- WHAT IS NEEDED -
Across the listing below, count the lines that mention the string "JSON". Reply with the figure only.

Records from a data collection
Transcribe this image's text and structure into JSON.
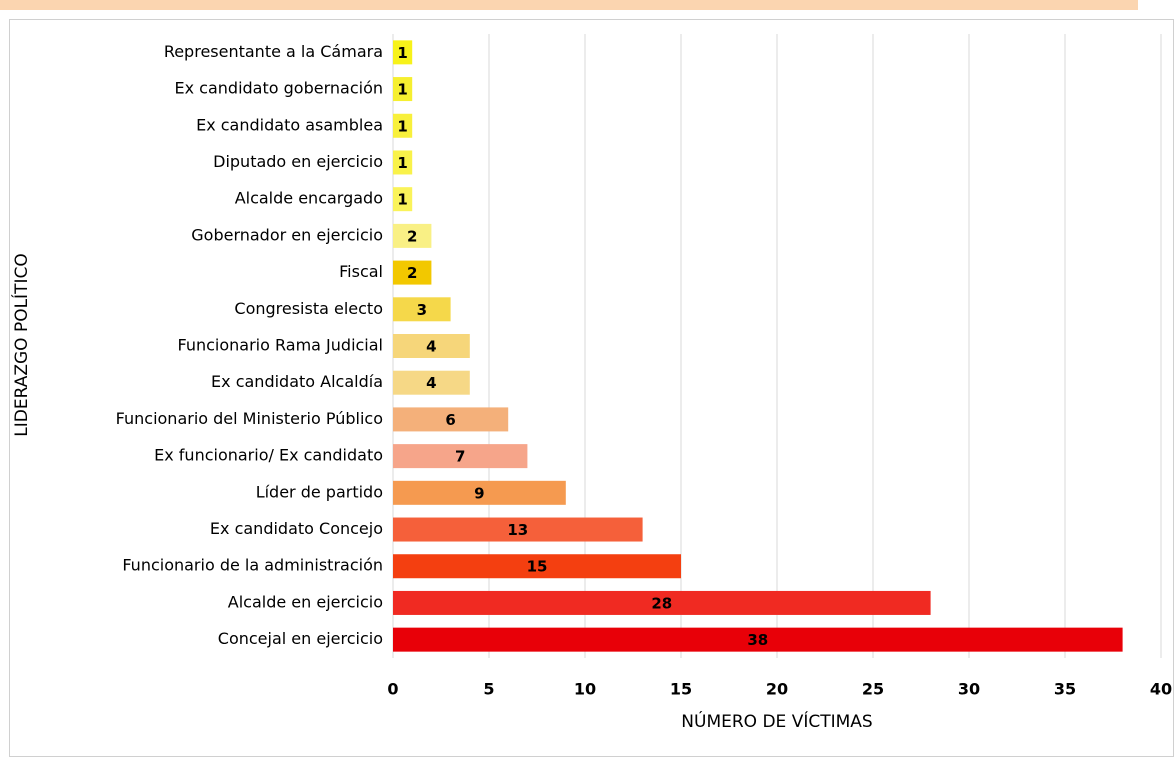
{
  "chart_data": {
    "type": "barh",
    "xlabel": "NÚMERO DE VÍCTIMAS",
    "ylabel": "LIDERAZGO POLÍTICO",
    "categories": [
      "Representante a la Cámara",
      "Ex candidato gobernación",
      "Ex candidato asamblea",
      "Diputado en ejercicio",
      "Alcalde encargado",
      "Gobernador en ejercicio",
      "Fiscal",
      "Congresista electo",
      "Funcionario Rama Judicial",
      "Ex candidato Alcaldía",
      "Funcionario del Ministerio Público",
      "Ex funcionario/ Ex candidato",
      "Líder de partido",
      "Ex candidato Concejo",
      "Funcionario de la administración",
      "Alcalde en ejercicio",
      "Concejal en ejercicio"
    ],
    "values": [
      1,
      1,
      1,
      1,
      1,
      2,
      2,
      3,
      4,
      4,
      6,
      7,
      9,
      13,
      15,
      28,
      38
    ],
    "colors": [
      "#f7f21a",
      "#f6ef30",
      "#f8f03c",
      "#f9f24a",
      "#faf35a",
      "#f9f085",
      "#f2c800",
      "#f5d84a",
      "#f6d67a",
      "#f6d886",
      "#f4b07a",
      "#f6a58a",
      "#f59a50",
      "#f5603a",
      "#f43f10",
      "#f02a22",
      "#e80008"
    ],
    "xlim": [
      0,
      40
    ],
    "xticks": [
      0,
      5,
      10,
      15,
      20,
      25,
      30,
      35,
      40
    ],
    "grid": true
  }
}
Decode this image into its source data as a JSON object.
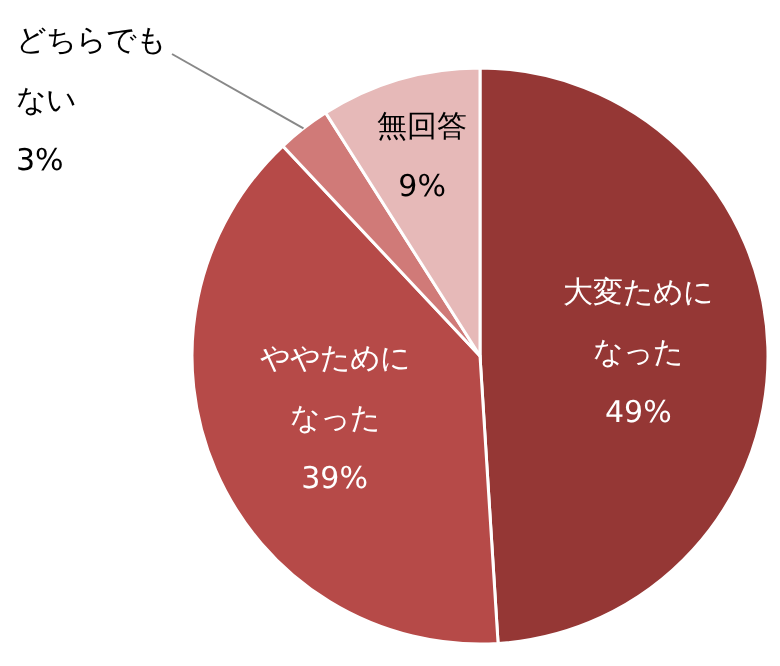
{
  "chart_data": {
    "type": "pie",
    "categories": [
      "大変ためになった",
      "ややためになった",
      "どちらでもない",
      "無回答"
    ],
    "values": [
      49,
      39,
      3,
      9
    ],
    "colors": [
      "#953735",
      "#b64a48",
      "#d07a78",
      "#e6b9b8"
    ],
    "value_labels": [
      "49%",
      "39%",
      "3%",
      "9%"
    ]
  }
}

- SOLUTION TO THE EXERCISE -
2